►

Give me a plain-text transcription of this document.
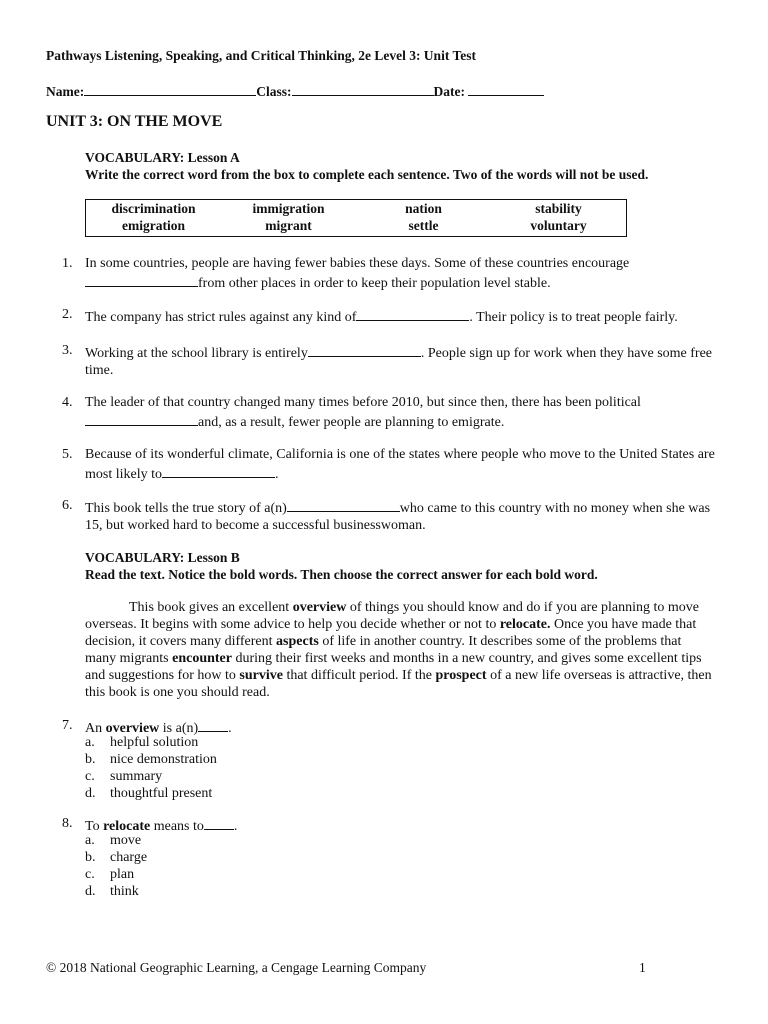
Pathways Listening, Speaking, and Critical Thinking, 2e Level 3: Unit Test
Name:	Class:	Date:
UNIT 3: ON THE MOVE
VOCABULARY: Lesson A
Write the correct word from the box to complete each sentence. Two of the words will not be used.
discrimination	immigration	nation	stability
emigration	migrant	settle	voluntary
1. In some countries, people are having fewer babies these days. Some of these countries encourage
from other places in order to keep their population level stable.
2. The company has strict rules against any kind of	. Their policy is to treat people fairly.
3. Working at the school library is entirely	. People sign up for work when they have some free time.
4. The leader of that country changed many times before 2010, but since then, there has been political
and, as a result, fewer people are planning to emigrate.
5. Because of its wonderful climate, California is one of the states where people who move to the United States are most likely to	.
6. This book tells the true story of a(n)	who came to this country with no money when she was 15, but worked hard to become a successful businesswoman.
VOCABULARY: Lesson B
Read the text. Notice the bold words. Then choose the correct answer for each bold word.
This book gives an excellent overview of things you should know and do if you are planning to move overseas. It begins with some advice to help you decide whether or not to relocate. Once you have made that decision, it covers many different aspects of life in another country. It describes some of the problems that many migrants encounter during their first weeks and months in a new country, and gives some excellent tips and suggestions for how to survive that difficult period. If the prospect of a new life overseas is attractive, then this book is one you should read.
7. An overview is a(n) .
a. helpful solution
b. nice demonstration
c. summary
d. thoughtful present
8. To relocate means to .
a. move
b. charge
c. plan
d. think
© 2018 National Geographic Learning, a Cengage Learning Company	1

◄

Goal of the exercise: From the entries, report each line that includes the word "Lesson".

Task result:
VOCABULARY: Lesson A
VOCABULARY: Lesson B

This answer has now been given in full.